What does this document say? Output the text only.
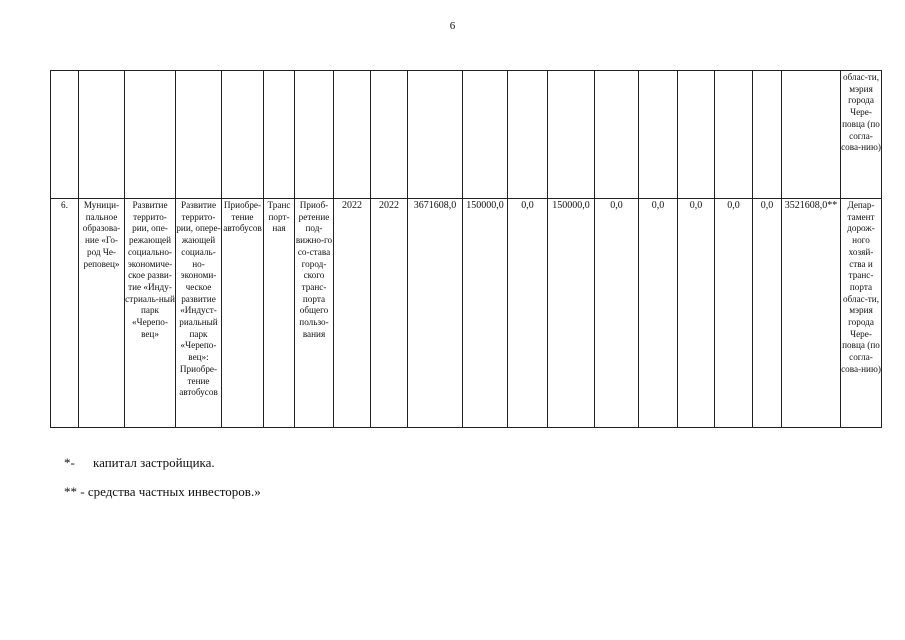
6
																			облас-ти, мэрия города Чере-повца (по согла-сова-нию)
6.	Муници-пальное образова-ние «Го-род Че-реповец»	Развитие террито-рии, опе-режающей социально-экономиче-ское разви-тие «Инду-стриаль-ный парк «Черепо-вец»	Развитие террито-рии, опере-жающей социаль-но-экономи-ческое развитие «Индуст-риальный парк «Черепо-вец»: Приобре-тение автобусов	Приобре-тение автобусов	Транс порт-ная	Приоб-ретение под-вижно-го со-става город-ского транс-порта общего пользо-вания	2022	2022	3671608,0	150000,0	0,0	150000,0	0,0	0,0	0,0	0,0	0,0	3521608,0**	Депар-тамент дорож-ного хозяй-ства и транс-порта облас-ти, мэрия города Чере-повца (по согла-сова-нию)
*- капитал застройщика.
** - средства частных инвесторов.»
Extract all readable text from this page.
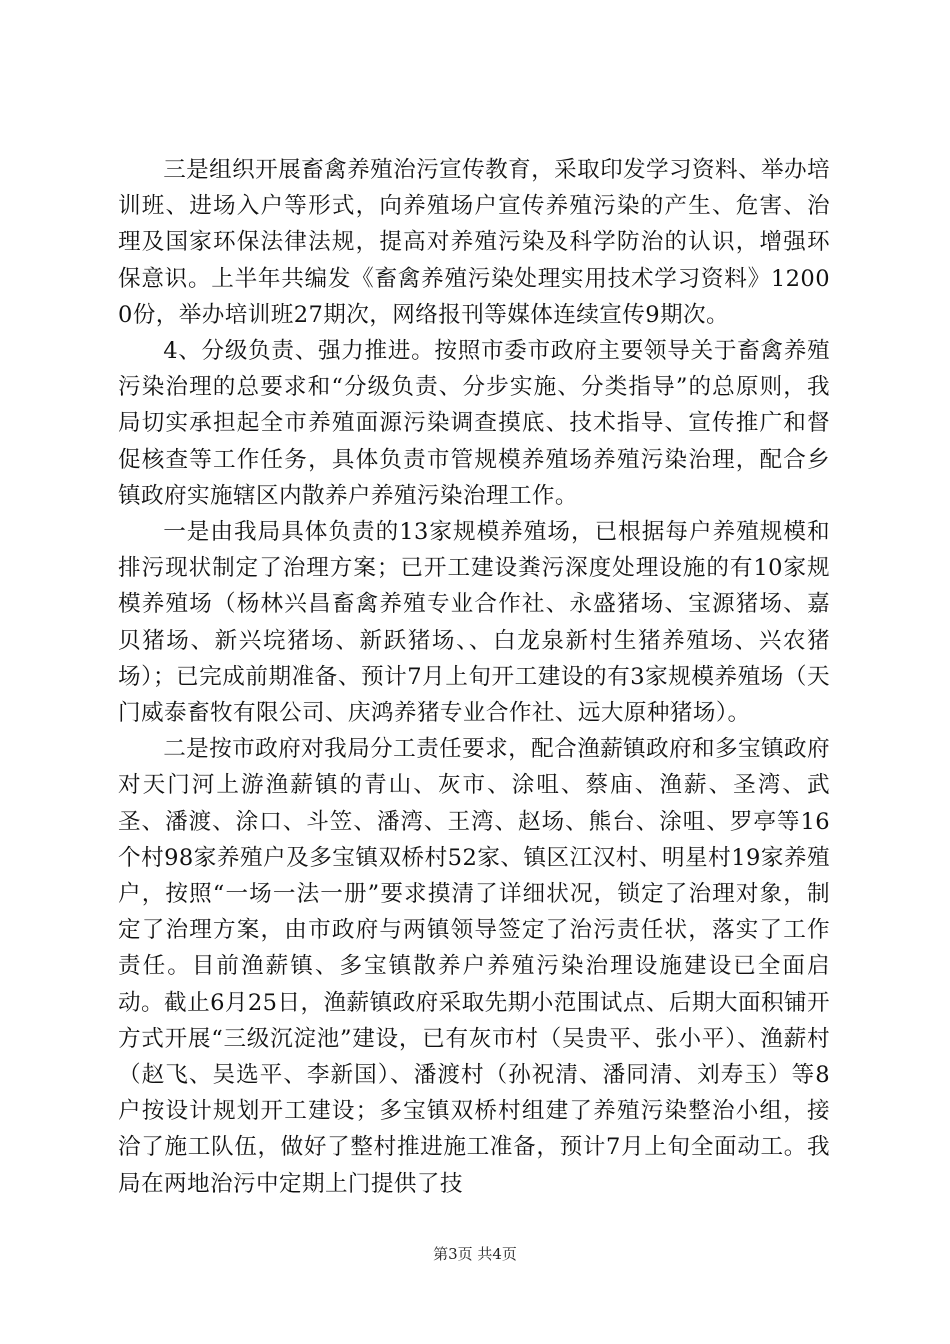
三是组织开展畜禽养殖治污宣传教育，采取印发学习资料、举办培训班、进场入户等形式，向养殖场户宣传养殖污染的产生、危害、治理及国家环保法律法规，提高对养殖污染及科学防治的认识，增强环保意识。上半年共编发《畜禽养殖污染处理实用技术学习资料》12000份，举办培训班27期次，网络报刊等媒体连续宣传9期次。

4、分级负责、强力推进。按照市委市政府主要领导关于畜禽养殖污染治理的总要求和“分级负责、分步实施、分类指导”的总原则，我局切实承担起全市养殖面源污染调查摸底、技术指导、宣传推广和督促核查等工作任务，具体负责市管规模养殖场养殖污染治理，配合乡镇政府实施辖区内散养户养殖污染治理工作。

一是由我局具体负责的13家规模养殖场，已根据每户养殖规模和排污现状制定了治理方案；已开工建设粪污深度处理设施的有10家规模养殖场（杨林兴昌畜禽养殖专业合作社、永盛猪场、宝源猪场、嘉贝猪场、新兴垸猪场、新跃猪场、、白龙泉新村生猪养殖场、兴农猪场）；已完成前期准备、预计7月上旬开工建设的有3家规模养殖场（天门威泰畜牧有限公司、庆鸿养猪专业合作社、远大原种猪场）。

二是按市政府对我局分工责任要求，配合渔薪镇政府和多宝镇政府对天门河上游渔薪镇的青山、灰市、涂咀、蔡庙、渔薪、圣湾、武圣、潘渡、涂口、斗笠、潘湾、王湾、赵场、熊台、涂咀、罗亭等16个村98家养殖户及多宝镇双桥村52家、镇区江汉村、明星村19家养殖户，按照“一场一法一册”要求摸清了详细状况，锁定了治理对象，制定了治理方案，由市政府与两镇领导签定了治污责任状，落实了工作责任。目前渔薪镇、多宝镇散养户养殖污染治理设施建设已全面启动。截止6月25日，渔薪镇政府采取先期小范围试点、后期大面积铺开方式开展“三级沉淀池”建设，已有灰市村（吴贵平、张小平）、渔薪村（赵飞、吴选平、李新国）、潘渡村（孙祝清、潘同清、刘寿玉）等8户按设计规划开工建设；多宝镇双桥村组建了养殖污染整治小组，接洽了施工队伍，做好了整村推进施工准备，预计7月上旬全面动工。我局在两地治污中定期上门提供了技

第3页 共4页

::::::

WHAT NEEDS TO BE DONE:
Set down all the data again exactly as above, pictures excluded.

SOLUTION:
What does this document say? Output the text only.
6
																			облас-ти, мэрия города Чере-повца (по согла-сова-нию)
6.	Муници-пальное образова-ние «Го-род Че-реповец»	Развитие террито-рии, опе-режающей социально-экономиче-ское разви-тие «Инду-стриаль-ный парк «Черепо-вец»	Развитие террито-рии, опере-жающей социаль-но-экономи-ческое развитие «Индуст-риальный парк «Черепо-вец»: Приобре-тение автобусов	Приобре-тение автобусов	Транс порт-ная	Приоб-ретение под-вижно-го со-става город-ского транс-порта общего пользо-вания	2022	2022	3671608,0	150000,0	0,0	150000,0	0,0	0,0	0,0	0,0	0,0	3521608,0**	Депар-тамент дорож-ного хозяй-ства и транс-порта облас-ти, мэрия города Чере-повца (по согла-сова-нию)
*- капитал застройщика.
** - средства частных инвесторов.»
Extract all readable text from this page.
三是组织开展畜禽养殖治污宣传教育，采取印发学习资料、举办培训班、进场入户等形式，向养殖场户宣传养殖污染的产生、危害、治理及国家环保法律法规，提高对养殖污染及科学防治的认识，增强环保意识。上半年共编发《畜禽养殖污染处理实用技术学习资料》12000份，举办培训班27期次，网络报刊等媒体连续宣传9期次。

4、分级负责、强力推进。按照市委市政府主要领导关于畜禽养殖污染治理的总要求和“分级负责、分步实施、分类指导”的总原则，我局切实承担起全市养殖面源污染调查摸底、技术指导、宣传推广和督促核查等工作任务，具体负责市管规模养殖场养殖污染治理，配合乡镇政府实施辖区内散养户养殖污染治理工作。

一是由我局具体负责的13家规模养殖场，已根据每户养殖规模和排污现状制定了治理方案；已开工建设粪污深度处理设施的有10家规模养殖场（杨林兴昌畜禽养殖专业合作社、永盛猪场、宝源猪场、嘉贝猪场、新兴垸猪场、新跃猪场、、白龙泉新村生猪养殖场、兴农猪场）；已完成前期准备、预计7月上旬开工建设的有3家规模养殖场（天门威泰畜牧有限公司、庆鸿养猪专业合作社、远大原种猪场）。

二是按市政府对我局分工责任要求，配合渔薪镇政府和多宝镇政府对天门河上游渔薪镇的青山、灰市、涂咀、蔡庙、渔薪、圣湾、武圣、潘渡、涂口、斗笠、潘湾、王湾、赵场、熊台、涂咀、罗亭等16个村98家养殖户及多宝镇双桥村52家、镇区江汉村、明星村19家养殖户，按照“一场一法一册”要求摸清了详细状况，锁定了治理对象，制定了治理方案，由市政府与两镇领导签定了治污责任状，落实了工作责任。目前渔薪镇、多宝镇散养户养殖污染治理设施建设已全面启动。截止6月25日，渔薪镇政府采取先期小范围试点、后期大面积铺开方式开展“三级沉淀池”建设，已有灰市村（吴贵平、张小平）、渔薪村（赵飞、吴选平、李新国）、潘渡村（孙祝清、潘同清、刘寿玉）等8户按设计规划开工建设；多宝镇双桥村组建了养殖污染整治小组，接洽了施工队伍，做好了整村推进施工准备，预计7月上旬全面动工。我局在两地治污中定期上门提供了技

第3页 共4页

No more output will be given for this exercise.